_Supplied material_
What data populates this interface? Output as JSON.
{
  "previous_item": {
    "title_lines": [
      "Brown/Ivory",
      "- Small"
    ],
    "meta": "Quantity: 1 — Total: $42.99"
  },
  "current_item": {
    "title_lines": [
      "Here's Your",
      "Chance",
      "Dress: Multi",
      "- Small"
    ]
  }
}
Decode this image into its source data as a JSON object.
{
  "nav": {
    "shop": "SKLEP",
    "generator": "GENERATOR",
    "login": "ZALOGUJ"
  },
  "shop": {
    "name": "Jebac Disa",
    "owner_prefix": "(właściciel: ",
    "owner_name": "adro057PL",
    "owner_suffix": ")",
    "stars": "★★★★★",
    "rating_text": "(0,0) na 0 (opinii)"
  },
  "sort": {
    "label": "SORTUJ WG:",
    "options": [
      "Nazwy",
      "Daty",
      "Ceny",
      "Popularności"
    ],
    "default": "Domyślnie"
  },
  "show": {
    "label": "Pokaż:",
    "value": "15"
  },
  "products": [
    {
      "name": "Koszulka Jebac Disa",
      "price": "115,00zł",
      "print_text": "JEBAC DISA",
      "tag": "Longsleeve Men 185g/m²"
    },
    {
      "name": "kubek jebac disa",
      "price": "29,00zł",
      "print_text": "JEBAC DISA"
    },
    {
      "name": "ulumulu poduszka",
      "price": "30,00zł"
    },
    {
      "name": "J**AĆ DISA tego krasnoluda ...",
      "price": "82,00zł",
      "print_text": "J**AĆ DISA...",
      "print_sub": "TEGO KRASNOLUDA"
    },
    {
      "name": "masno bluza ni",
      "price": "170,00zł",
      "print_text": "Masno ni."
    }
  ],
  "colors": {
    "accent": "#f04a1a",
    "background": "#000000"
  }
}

_Task goal_
Repeat the records above exactly, from the first line to the last.

_Answer to the problem_
What data populates this interface? Output as JSON.
{
  "previous_item": {
    "title_lines": [
      "Brown/Ivory",
      "- Small"
    ],
    "meta": "Quantity: 1 — Total: $42.99"
  },
  "current_item": {
    "title_lines": [
      "Here's Your",
      "Chance",
      "Dress: Multi",
      "- Small"
    ]
  }
}
Decode this image into its source data as a JSON object.
{
  "nav": {
    "shop": "SKLEP",
    "generator": "GENERATOR",
    "login": "ZALOGUJ"
  },
  "shop": {
    "name": "Jebac Disa",
    "owner_prefix": "(właściciel: ",
    "owner_name": "adro057PL",
    "owner_suffix": ")",
    "stars": "★★★★★",
    "rating_text": "(0,0) na 0 (opinii)"
  },
  "sort": {
    "label": "SORTUJ WG:",
    "options": [
      "Nazwy",
      "Daty",
      "Ceny",
      "Popularności"
    ],
    "default": "Domyślnie"
  },
  "show": {
    "label": "Pokaż:",
    "value": "15"
  },
  "products": [
    {
      "name": "Koszulka Jebac Disa",
      "price": "115,00zł",
      "print_text": "JEBAC DISA",
      "tag": "Longsleeve Men 185g/m²"
    },
    {
      "name": "kubek jebac disa",
      "price": "29,00zł",
      "print_text": "JEBAC DISA"
    },
    {
      "name": "ulumulu poduszka",
      "price": "30,00zł"
    },
    {
      "name": "J**AĆ DISA tego krasnoluda ...",
      "price": "82,00zł",
      "print_text": "J**AĆ DISA...",
      "print_sub": "TEGO KRASNOLUDA"
    },
    {
      "name": "masno bluza ni",
      "price": "170,00zł",
      "print_text": "Masno ni."
    }
  ],
  "colors": {
    "accent": "#f04a1a",
    "background": "#000000"
  }
}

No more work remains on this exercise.